>> Start

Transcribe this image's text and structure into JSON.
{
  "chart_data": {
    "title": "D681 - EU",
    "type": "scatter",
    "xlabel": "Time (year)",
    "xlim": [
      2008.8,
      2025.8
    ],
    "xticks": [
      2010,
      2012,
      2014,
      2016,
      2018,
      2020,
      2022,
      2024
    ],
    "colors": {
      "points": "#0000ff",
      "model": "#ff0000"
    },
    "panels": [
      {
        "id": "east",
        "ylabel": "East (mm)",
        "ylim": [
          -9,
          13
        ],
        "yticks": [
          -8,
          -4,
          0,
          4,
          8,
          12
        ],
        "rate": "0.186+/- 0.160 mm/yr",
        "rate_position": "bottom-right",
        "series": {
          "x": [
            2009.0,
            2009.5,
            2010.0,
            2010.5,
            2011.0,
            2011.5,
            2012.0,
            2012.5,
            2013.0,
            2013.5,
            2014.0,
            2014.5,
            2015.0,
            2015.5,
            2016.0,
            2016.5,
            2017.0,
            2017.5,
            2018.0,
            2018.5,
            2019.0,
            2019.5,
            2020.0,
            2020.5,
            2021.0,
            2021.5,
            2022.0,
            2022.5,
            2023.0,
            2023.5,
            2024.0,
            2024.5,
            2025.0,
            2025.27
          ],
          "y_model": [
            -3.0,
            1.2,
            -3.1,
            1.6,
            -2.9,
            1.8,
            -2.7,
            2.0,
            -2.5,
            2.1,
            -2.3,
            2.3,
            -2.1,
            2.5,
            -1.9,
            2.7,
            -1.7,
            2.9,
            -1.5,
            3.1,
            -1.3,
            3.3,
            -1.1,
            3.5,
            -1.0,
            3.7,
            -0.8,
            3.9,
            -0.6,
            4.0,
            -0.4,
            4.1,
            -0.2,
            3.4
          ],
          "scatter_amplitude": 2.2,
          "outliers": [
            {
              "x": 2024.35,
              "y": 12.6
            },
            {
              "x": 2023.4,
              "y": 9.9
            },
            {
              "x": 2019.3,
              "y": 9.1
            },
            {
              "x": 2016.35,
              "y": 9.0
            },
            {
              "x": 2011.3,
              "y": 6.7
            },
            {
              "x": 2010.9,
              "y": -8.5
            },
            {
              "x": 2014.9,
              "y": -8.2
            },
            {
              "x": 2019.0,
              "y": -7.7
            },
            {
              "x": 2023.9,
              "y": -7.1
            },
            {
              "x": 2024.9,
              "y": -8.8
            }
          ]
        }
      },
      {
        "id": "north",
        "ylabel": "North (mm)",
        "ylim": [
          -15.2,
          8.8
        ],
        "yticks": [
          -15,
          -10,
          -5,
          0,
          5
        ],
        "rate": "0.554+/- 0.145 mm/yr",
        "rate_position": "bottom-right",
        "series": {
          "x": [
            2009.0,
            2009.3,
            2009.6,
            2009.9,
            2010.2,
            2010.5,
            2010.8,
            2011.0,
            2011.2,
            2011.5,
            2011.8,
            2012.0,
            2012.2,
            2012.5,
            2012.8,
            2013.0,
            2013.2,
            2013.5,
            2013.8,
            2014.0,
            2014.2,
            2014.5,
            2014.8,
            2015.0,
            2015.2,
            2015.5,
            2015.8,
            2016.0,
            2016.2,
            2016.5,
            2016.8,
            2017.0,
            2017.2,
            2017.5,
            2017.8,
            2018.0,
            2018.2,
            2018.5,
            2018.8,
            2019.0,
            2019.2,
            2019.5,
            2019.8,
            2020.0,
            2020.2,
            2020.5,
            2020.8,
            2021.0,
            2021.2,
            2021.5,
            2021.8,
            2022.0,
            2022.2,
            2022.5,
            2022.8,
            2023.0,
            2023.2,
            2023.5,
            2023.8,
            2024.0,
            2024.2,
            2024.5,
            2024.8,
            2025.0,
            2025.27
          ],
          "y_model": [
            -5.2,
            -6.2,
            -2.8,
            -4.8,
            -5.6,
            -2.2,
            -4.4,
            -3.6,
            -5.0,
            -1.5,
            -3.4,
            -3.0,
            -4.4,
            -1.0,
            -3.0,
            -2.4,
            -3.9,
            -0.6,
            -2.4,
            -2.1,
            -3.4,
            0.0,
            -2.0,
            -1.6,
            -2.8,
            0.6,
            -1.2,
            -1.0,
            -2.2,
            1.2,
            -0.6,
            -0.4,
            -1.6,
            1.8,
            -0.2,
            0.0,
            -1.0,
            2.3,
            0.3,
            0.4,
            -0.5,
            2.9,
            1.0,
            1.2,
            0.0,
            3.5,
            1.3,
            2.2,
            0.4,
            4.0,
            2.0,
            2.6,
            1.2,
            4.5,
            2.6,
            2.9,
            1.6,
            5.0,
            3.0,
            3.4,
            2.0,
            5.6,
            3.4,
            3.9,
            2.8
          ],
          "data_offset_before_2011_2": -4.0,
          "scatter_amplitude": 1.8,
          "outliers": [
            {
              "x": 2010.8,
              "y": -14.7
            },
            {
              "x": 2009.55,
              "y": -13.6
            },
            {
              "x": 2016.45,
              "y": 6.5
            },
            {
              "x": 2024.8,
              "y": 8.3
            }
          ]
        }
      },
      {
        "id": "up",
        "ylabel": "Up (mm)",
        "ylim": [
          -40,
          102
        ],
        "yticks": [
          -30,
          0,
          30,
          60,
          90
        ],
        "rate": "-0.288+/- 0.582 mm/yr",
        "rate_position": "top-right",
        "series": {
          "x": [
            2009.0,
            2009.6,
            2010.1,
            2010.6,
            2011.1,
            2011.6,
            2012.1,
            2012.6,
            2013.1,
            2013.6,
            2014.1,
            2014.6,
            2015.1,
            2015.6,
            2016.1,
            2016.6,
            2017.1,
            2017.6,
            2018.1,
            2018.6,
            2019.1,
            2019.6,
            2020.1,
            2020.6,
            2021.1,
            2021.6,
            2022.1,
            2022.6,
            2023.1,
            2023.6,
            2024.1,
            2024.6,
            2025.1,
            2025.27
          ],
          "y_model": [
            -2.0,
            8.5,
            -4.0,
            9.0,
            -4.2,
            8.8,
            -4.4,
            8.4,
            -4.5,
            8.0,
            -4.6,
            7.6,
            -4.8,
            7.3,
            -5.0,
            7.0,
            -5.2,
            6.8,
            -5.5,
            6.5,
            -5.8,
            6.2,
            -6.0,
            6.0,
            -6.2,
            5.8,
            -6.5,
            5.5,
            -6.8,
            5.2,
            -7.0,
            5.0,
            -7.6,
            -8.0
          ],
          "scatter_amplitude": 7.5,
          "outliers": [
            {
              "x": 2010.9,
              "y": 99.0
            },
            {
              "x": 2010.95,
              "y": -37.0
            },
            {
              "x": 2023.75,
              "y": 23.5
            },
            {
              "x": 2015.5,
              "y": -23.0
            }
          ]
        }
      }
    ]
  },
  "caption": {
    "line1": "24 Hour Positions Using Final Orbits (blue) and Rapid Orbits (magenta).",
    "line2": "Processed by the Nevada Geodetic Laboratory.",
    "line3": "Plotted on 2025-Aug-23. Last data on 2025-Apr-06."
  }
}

>> End

Pick out the lines that have the word "ylabel". Copy them all.

        "ylabel": "East (mm)",
        "ylabel": "North (mm)",
        "ylabel": "Up (mm)",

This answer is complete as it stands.